#### OBJECTIVE
Copy all of the data below verbatim, line for line, with no changes.

---- DATA FOR THIS EXERCISE

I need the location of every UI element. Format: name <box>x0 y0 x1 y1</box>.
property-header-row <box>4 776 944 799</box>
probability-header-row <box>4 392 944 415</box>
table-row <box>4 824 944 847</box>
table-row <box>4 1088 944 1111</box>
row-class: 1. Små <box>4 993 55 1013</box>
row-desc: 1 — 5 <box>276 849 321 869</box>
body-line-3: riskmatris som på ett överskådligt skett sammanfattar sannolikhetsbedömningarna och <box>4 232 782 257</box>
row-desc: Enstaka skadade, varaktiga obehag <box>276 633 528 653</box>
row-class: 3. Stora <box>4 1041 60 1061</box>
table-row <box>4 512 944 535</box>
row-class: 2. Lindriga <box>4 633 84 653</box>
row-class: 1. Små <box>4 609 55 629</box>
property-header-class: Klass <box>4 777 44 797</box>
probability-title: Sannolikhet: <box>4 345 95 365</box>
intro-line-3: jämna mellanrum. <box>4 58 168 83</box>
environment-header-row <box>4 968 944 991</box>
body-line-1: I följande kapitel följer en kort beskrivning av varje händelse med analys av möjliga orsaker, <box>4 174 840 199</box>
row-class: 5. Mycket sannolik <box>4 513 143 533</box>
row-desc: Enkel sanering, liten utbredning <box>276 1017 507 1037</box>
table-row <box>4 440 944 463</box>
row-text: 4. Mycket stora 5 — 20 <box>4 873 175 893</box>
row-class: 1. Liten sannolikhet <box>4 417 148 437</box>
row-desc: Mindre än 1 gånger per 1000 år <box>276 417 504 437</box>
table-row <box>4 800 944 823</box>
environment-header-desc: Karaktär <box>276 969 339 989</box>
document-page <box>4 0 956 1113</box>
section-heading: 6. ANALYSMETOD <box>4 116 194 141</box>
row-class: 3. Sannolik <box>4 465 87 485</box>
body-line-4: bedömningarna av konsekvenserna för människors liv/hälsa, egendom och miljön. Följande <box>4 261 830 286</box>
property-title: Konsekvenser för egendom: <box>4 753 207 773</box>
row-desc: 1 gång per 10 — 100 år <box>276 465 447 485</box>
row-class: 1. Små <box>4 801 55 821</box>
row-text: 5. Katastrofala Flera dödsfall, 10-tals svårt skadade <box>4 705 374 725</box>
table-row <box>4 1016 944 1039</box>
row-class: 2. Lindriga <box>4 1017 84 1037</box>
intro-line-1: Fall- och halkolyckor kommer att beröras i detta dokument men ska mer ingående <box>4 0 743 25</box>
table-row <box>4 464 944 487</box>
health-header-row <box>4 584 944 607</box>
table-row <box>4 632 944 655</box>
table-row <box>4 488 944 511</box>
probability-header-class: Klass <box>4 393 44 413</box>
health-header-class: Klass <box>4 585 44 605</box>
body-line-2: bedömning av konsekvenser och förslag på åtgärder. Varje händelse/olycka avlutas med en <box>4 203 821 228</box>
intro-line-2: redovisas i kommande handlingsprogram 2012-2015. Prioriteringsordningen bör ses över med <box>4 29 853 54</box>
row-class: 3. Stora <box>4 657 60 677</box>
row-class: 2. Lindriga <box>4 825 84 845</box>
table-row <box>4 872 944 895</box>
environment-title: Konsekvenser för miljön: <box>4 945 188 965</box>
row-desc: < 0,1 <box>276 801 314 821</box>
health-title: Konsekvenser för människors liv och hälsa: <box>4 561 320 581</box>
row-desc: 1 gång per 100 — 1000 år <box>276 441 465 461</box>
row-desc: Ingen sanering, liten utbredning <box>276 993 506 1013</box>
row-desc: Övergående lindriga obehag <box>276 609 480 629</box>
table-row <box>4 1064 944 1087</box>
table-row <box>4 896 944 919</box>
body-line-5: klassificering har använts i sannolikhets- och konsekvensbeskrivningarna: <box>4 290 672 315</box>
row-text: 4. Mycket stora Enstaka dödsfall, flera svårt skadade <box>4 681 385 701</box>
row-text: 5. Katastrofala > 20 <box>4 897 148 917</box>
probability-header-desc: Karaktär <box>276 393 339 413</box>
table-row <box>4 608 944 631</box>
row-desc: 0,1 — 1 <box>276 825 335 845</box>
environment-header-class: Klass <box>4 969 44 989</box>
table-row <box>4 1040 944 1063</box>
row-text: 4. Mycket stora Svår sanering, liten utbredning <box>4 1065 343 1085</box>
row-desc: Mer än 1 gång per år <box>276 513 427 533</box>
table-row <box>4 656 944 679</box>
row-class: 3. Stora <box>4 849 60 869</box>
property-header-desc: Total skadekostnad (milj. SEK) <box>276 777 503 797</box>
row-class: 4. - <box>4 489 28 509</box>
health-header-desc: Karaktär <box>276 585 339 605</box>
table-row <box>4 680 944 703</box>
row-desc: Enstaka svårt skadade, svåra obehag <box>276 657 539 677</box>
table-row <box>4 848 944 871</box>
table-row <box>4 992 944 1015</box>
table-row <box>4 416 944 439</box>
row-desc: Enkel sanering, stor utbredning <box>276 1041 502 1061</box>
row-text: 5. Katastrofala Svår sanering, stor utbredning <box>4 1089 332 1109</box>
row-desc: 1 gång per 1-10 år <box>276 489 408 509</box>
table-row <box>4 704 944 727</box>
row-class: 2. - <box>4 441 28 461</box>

--------

#### FULL RESPONSE
I need the location of every UI element. Format: name <box>x0 y0 x1 y1</box>.
property-header-row <box>4 776 944 799</box>
probability-header-row <box>4 392 944 415</box>
table-row <box>4 824 944 847</box>
table-row <box>4 1088 944 1111</box>
row-class: 1. Små <box>4 993 55 1013</box>
row-desc: 1 — 5 <box>276 849 321 869</box>
body-line-3: riskmatris som på ett överskådligt skett sammanfattar sannolikhetsbedömningarna och <box>4 232 782 257</box>
row-desc: Enstaka skadade, varaktiga obehag <box>276 633 528 653</box>
row-class: 3. Stora <box>4 1041 60 1061</box>
table-row <box>4 512 944 535</box>
row-class: 2. Lindriga <box>4 633 84 653</box>
row-class: 1. Små <box>4 609 55 629</box>
property-header-class: Klass <box>4 777 44 797</box>
probability-title: Sannolikhet: <box>4 345 95 365</box>
intro-line-3: jämna mellanrum. <box>4 58 168 83</box>
environment-header-row <box>4 968 944 991</box>
body-line-1: I följande kapitel följer en kort beskrivning av varje händelse med analys av möjliga orsaker, <box>4 174 840 199</box>
row-class: 5. Mycket sannolik <box>4 513 143 533</box>
row-desc: Enkel sanering, liten utbredning <box>276 1017 507 1037</box>
table-row <box>4 440 944 463</box>
row-text: 4. Mycket stora 5 — 20 <box>4 873 175 893</box>
row-class: 1. Liten sannolikhet <box>4 417 148 437</box>
row-desc: Mindre än 1 gånger per 1000 år <box>276 417 504 437</box>
table-row <box>4 800 944 823</box>
environment-header-desc: Karaktär <box>276 969 339 989</box>
document-page <box>4 0 956 1113</box>
section-heading: 6. ANALYSMETOD <box>4 116 194 141</box>
row-class: 3. Sannolik <box>4 465 87 485</box>
body-line-4: bedömningarna av konsekvenserna för människors liv/hälsa, egendom och miljön. Följande <box>4 261 830 286</box>
property-title: Konsekvenser för egendom: <box>4 753 207 773</box>
row-desc: 1 gång per 10 — 100 år <box>276 465 447 485</box>
row-class: 1. Små <box>4 801 55 821</box>
row-text: 5. Katastrofala Flera dödsfall, 10-tals svårt skadade <box>4 705 374 725</box>
table-row <box>4 1016 944 1039</box>
row-class: 2. Lindriga <box>4 1017 84 1037</box>
intro-line-1: Fall- och halkolyckor kommer att beröras i detta dokument men ska mer ingående <box>4 0 743 25</box>
table-row <box>4 464 944 487</box>
health-header-row <box>4 584 944 607</box>
table-row <box>4 632 944 655</box>
table-row <box>4 488 944 511</box>
probability-header-class: Klass <box>4 393 44 413</box>
health-header-class: Klass <box>4 585 44 605</box>
body-line-2: bedömning av konsekvenser och förslag på åtgärder. Varje händelse/olycka avlutas med en <box>4 203 821 228</box>
intro-line-2: redovisas i kommande handlingsprogram 2012-2015. Prioriteringsordningen bör ses över med <box>4 29 853 54</box>
row-class: 3. Stora <box>4 657 60 677</box>
row-class: 2. Lindriga <box>4 825 84 845</box>
table-row <box>4 872 944 895</box>
environment-title: Konsekvenser för miljön: <box>4 945 188 965</box>
row-desc: < 0,1 <box>276 801 314 821</box>
health-title: Konsekvenser för människors liv och hälsa: <box>4 561 320 581</box>
row-desc: 1 gång per 100 — 1000 år <box>276 441 465 461</box>
row-desc: Ingen sanering, liten utbredning <box>276 993 506 1013</box>
row-desc: Övergående lindriga obehag <box>276 609 480 629</box>
table-row <box>4 1064 944 1087</box>
table-row <box>4 896 944 919</box>
body-line-5: klassificering har använts i sannolikhets- och konsekvensbeskrivningarna: <box>4 290 672 315</box>
row-text: 4. Mycket stora Enstaka dödsfall, flera svårt skadade <box>4 681 385 701</box>
row-text: 5. Katastrofala > 20 <box>4 897 148 917</box>
probability-header-desc: Karaktär <box>276 393 339 413</box>
table-row <box>4 608 944 631</box>
row-desc: 0,1 — 1 <box>276 825 335 845</box>
environment-header-class: Klass <box>4 969 44 989</box>
table-row <box>4 1040 944 1063</box>
row-text: 4. Mycket stora Svår sanering, liten utbredning <box>4 1065 343 1085</box>
row-desc: Mer än 1 gång per år <box>276 513 427 533</box>
table-row <box>4 656 944 679</box>
row-class: 3. Stora <box>4 849 60 869</box>
property-header-desc: Total skadekostnad (milj. SEK) <box>276 777 503 797</box>
row-class: 4. - <box>4 489 28 509</box>
health-header-desc: Karaktär <box>276 585 339 605</box>
table-row <box>4 680 944 703</box>
row-desc: Enstaka svårt skadade, svåra obehag <box>276 657 539 677</box>
table-row <box>4 848 944 871</box>
table-row <box>4 992 944 1015</box>
table-row <box>4 416 944 439</box>
row-desc: Enkel sanering, stor utbredning <box>276 1041 502 1061</box>
row-text: 5. Katastrofala Svår sanering, stor utbredning <box>4 1089 332 1109</box>
row-desc: 1 gång per 1-10 år <box>276 489 408 509</box>
table-row <box>4 704 944 727</box>
row-class: 2. - <box>4 441 28 461</box>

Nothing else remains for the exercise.